● **Entries taken from a collection**:
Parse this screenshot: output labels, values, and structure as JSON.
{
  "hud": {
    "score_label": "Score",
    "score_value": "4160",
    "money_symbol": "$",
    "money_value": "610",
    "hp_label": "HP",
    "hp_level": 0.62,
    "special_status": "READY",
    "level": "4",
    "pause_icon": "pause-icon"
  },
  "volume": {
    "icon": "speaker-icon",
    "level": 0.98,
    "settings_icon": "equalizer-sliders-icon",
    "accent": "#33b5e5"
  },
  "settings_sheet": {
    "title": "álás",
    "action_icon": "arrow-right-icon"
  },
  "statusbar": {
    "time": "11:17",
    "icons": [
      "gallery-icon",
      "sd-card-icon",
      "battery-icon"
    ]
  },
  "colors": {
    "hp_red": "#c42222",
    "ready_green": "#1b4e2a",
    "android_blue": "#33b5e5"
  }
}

● **INSTRUCTION**:
Restate the data above exactly, keeping each word as it stands.

● **TASK RESPONSE**:
Parse this screenshot: output labels, values, and structure as JSON.
{
  "hud": {
    "score_label": "Score",
    "score_value": "4160",
    "money_symbol": "$",
    "money_value": "610",
    "hp_label": "HP",
    "hp_level": 0.62,
    "special_status": "READY",
    "level": "4",
    "pause_icon": "pause-icon"
  },
  "volume": {
    "icon": "speaker-icon",
    "level": 0.98,
    "settings_icon": "equalizer-sliders-icon",
    "accent": "#33b5e5"
  },
  "settings_sheet": {
    "title": "álás",
    "action_icon": "arrow-right-icon"
  },
  "statusbar": {
    "time": "11:17",
    "icons": [
      "gallery-icon",
      "sd-card-icon",
      "battery-icon"
    ]
  },
  "colors": {
    "hp_red": "#c42222",
    "ready_green": "#1b4e2a",
    "android_blue": "#33b5e5"
  }
}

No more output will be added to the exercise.